Instructions for the task
Only the lines holding the string "части" are needed. Copy each one.

**********

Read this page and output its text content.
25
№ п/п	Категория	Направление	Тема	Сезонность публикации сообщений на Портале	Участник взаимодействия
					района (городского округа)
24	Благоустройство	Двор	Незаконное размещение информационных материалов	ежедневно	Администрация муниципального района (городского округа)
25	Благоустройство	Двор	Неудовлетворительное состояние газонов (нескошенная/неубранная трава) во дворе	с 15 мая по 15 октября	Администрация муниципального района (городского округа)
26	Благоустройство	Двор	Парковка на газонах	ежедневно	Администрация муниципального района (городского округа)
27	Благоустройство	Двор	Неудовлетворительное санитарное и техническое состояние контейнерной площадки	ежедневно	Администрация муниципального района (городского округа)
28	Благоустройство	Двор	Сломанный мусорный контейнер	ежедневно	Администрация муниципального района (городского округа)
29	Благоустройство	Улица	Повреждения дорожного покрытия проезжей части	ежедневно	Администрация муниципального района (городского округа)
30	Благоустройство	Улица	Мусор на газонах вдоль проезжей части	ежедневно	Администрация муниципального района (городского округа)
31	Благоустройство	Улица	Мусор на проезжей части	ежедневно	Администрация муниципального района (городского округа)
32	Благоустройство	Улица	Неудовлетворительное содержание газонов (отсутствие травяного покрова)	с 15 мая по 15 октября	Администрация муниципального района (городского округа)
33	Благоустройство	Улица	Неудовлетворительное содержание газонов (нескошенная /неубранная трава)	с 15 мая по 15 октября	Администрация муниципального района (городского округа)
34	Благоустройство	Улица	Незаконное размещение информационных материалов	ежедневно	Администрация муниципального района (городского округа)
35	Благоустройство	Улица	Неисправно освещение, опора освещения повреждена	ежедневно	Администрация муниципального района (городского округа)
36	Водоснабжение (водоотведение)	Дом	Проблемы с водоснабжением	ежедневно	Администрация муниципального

**********

Answer to the exercise
29	Благоустройство	Улица	Повреждения дорожного покрытия проезжей части	ежедневно	Администрация муниципального района (городского округа)
30	Благоустройство	Улица	Мусор на газонах вдоль проезжей части	ежедневно	Администрация муниципального района (городского округа)
31	Благоустройство	Улица	Мусор на проезжей части	ежедневно	Администрация муниципального района (городского округа)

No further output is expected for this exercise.